TASK PROMPT: Set every line of the listing down again, keeping it identical.

WORKING DATA:
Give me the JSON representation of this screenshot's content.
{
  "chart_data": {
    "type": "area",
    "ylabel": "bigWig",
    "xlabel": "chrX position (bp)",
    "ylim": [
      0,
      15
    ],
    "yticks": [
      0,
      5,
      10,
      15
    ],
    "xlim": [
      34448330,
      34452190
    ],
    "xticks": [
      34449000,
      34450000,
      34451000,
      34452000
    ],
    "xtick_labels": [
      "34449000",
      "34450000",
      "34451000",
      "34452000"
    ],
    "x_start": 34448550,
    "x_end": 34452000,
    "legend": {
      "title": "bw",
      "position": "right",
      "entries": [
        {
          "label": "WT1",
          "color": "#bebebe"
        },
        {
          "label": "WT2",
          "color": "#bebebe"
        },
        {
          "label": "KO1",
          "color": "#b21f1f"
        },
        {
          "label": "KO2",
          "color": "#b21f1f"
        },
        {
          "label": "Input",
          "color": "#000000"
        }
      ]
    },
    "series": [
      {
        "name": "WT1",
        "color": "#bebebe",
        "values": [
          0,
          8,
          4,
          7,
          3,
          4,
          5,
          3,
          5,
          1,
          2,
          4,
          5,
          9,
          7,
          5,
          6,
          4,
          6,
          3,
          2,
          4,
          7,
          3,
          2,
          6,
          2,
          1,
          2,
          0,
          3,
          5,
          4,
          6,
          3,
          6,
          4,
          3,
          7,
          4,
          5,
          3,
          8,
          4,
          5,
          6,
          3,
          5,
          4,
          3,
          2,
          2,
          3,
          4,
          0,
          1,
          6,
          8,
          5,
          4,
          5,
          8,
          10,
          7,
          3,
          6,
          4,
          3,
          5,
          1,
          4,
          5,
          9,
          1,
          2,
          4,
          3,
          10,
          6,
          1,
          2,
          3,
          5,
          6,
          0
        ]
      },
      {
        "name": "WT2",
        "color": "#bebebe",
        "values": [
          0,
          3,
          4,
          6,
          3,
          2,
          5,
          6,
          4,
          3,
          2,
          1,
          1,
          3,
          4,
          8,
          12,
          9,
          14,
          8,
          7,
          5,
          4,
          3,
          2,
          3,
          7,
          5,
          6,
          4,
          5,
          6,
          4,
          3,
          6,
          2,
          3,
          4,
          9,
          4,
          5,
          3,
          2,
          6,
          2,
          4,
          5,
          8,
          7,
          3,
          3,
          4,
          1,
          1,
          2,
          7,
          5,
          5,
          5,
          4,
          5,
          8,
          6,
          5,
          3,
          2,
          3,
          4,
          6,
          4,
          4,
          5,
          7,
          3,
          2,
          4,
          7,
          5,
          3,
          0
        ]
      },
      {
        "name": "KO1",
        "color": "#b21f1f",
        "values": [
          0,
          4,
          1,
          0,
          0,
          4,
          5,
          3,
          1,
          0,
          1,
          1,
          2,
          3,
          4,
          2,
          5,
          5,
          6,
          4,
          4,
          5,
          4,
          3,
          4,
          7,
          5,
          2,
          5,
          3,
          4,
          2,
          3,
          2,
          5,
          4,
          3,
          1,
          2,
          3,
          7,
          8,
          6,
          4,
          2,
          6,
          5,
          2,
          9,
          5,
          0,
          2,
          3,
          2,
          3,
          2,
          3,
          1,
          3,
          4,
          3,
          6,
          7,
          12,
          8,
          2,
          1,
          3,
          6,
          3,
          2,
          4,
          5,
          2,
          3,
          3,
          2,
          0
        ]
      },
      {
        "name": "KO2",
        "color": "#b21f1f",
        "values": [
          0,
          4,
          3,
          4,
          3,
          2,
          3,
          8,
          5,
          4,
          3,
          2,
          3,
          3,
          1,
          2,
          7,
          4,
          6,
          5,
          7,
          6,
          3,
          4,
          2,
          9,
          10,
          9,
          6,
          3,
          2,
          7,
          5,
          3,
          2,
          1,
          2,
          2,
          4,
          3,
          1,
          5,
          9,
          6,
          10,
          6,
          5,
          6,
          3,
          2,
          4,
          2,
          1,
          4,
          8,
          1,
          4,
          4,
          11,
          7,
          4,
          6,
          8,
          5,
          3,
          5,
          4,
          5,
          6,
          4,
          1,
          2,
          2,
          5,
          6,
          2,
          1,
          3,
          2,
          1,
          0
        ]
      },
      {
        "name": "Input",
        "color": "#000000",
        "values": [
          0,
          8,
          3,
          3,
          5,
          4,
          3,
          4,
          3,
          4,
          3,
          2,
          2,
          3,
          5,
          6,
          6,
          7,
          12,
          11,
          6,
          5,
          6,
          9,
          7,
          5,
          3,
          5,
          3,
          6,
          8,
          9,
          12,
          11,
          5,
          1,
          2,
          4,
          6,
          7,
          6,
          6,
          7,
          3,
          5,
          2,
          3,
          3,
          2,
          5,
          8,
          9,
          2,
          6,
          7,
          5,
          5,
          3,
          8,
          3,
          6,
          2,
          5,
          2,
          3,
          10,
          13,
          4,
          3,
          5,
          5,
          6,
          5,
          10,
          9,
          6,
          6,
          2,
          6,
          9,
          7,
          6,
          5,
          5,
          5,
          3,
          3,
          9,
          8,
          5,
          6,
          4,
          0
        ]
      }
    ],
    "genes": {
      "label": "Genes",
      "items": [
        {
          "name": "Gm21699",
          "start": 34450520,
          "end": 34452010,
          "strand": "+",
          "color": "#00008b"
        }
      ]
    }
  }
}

REPLY TO THE EXERCISE:
Give me the JSON representation of this screenshot's content.
{
  "chart_data": {
    "type": "area",
    "ylabel": "bigWig",
    "xlabel": "chrX position (bp)",
    "ylim": [
      0,
      15
    ],
    "yticks": [
      0,
      5,
      10,
      15
    ],
    "xlim": [
      34448330,
      34452190
    ],
    "xticks": [
      34449000,
      34450000,
      34451000,
      34452000
    ],
    "xtick_labels": [
      "34449000",
      "34450000",
      "34451000",
      "34452000"
    ],
    "x_start": 34448550,
    "x_end": 34452000,
    "legend": {
      "title": "bw",
      "position": "right",
      "entries": [
        {
          "label": "WT1",
          "color": "#bebebe"
        },
        {
          "label": "WT2",
          "color": "#bebebe"
        },
        {
          "label": "KO1",
          "color": "#b21f1f"
        },
        {
          "label": "KO2",
          "color": "#b21f1f"
        },
        {
          "label": "Input",
          "color": "#000000"
        }
      ]
    },
    "series": [
      {
        "name": "WT1",
        "color": "#bebebe",
        "values": [
          0,
          8,
          4,
          7,
          3,
          4,
          5,
          3,
          5,
          1,
          2,
          4,
          5,
          9,
          7,
          5,
          6,
          4,
          6,
          3,
          2,
          4,
          7,
          3,
          2,
          6,
          2,
          1,
          2,
          0,
          3,
          5,
          4,
          6,
          3,
          6,
          4,
          3,
          7,
          4,
          5,
          3,
          8,
          4,
          5,
          6,
          3,
          5,
          4,
          3,
          2,
          2,
          3,
          4,
          0,
          1,
          6,
          8,
          5,
          4,
          5,
          8,
          10,
          7,
          3,
          6,
          4,
          3,
          5,
          1,
          4,
          5,
          9,
          1,
          2,
          4,
          3,
          10,
          6,
          1,
          2,
          3,
          5,
          6,
          0
        ]
      },
      {
        "name": "WT2",
        "color": "#bebebe",
        "values": [
          0,
          3,
          4,
          6,
          3,
          2,
          5,
          6,
          4,
          3,
          2,
          1,
          1,
          3,
          4,
          8,
          12,
          9,
          14,
          8,
          7,
          5,
          4,
          3,
          2,
          3,
          7,
          5,
          6,
          4,
          5,
          6,
          4,
          3,
          6,
          2,
          3,
          4,
          9,
          4,
          5,
          3,
          2,
          6,
          2,
          4,
          5,
          8,
          7,
          3,
          3,
          4,
          1,
          1,
          2,
          7,
          5,
          5,
          5,
          4,
          5,
          8,
          6,
          5,
          3,
          2,
          3,
          4,
          6,
          4,
          4,
          5,
          7,
          3,
          2,
          4,
          7,
          5,
          3,
          0
        ]
      },
      {
        "name": "KO1",
        "color": "#b21f1f",
        "values": [
          0,
          4,
          1,
          0,
          0,
          4,
          5,
          3,
          1,
          0,
          1,
          1,
          2,
          3,
          4,
          2,
          5,
          5,
          6,
          4,
          4,
          5,
          4,
          3,
          4,
          7,
          5,
          2,
          5,
          3,
          4,
          2,
          3,
          2,
          5,
          4,
          3,
          1,
          2,
          3,
          7,
          8,
          6,
          4,
          2,
          6,
          5,
          2,
          9,
          5,
          0,
          2,
          3,
          2,
          3,
          2,
          3,
          1,
          3,
          4,
          3,
          6,
          7,
          12,
          8,
          2,
          1,
          3,
          6,
          3,
          2,
          4,
          5,
          2,
          3,
          3,
          2,
          0
        ]
      },
      {
        "name": "KO2",
        "color": "#b21f1f",
        "values": [
          0,
          4,
          3,
          4,
          3,
          2,
          3,
          8,
          5,
          4,
          3,
          2,
          3,
          3,
          1,
          2,
          7,
          4,
          6,
          5,
          7,
          6,
          3,
          4,
          2,
          9,
          10,
          9,
          6,
          3,
          2,
          7,
          5,
          3,
          2,
          1,
          2,
          2,
          4,
          3,
          1,
          5,
          9,
          6,
          10,
          6,
          5,
          6,
          3,
          2,
          4,
          2,
          1,
          4,
          8,
          1,
          4,
          4,
          11,
          7,
          4,
          6,
          8,
          5,
          3,
          5,
          4,
          5,
          6,
          4,
          1,
          2,
          2,
          5,
          6,
          2,
          1,
          3,
          2,
          1,
          0
        ]
      },
      {
        "name": "Input",
        "color": "#000000",
        "values": [
          0,
          8,
          3,
          3,
          5,
          4,
          3,
          4,
          3,
          4,
          3,
          2,
          2,
          3,
          5,
          6,
          6,
          7,
          12,
          11,
          6,
          5,
          6,
          9,
          7,
          5,
          3,
          5,
          3,
          6,
          8,
          9,
          12,
          11,
          5,
          1,
          2,
          4,
          6,
          7,
          6,
          6,
          7,
          3,
          5,
          2,
          3,
          3,
          2,
          5,
          8,
          9,
          2,
          6,
          7,
          5,
          5,
          3,
          8,
          3,
          6,
          2,
          5,
          2,
          3,
          10,
          13,
          4,
          3,
          5,
          5,
          6,
          5,
          10,
          9,
          6,
          6,
          2,
          6,
          9,
          7,
          6,
          5,
          5,
          5,
          3,
          3,
          9,
          8,
          5,
          6,
          4,
          0
        ]
      }
    ],
    "genes": {
      "label": "Genes",
      "items": [
        {
          "name": "Gm21699",
          "start": 34450520,
          "end": 34452010,
          "strand": "+",
          "color": "#00008b"
        }
      ]
    }
  }
}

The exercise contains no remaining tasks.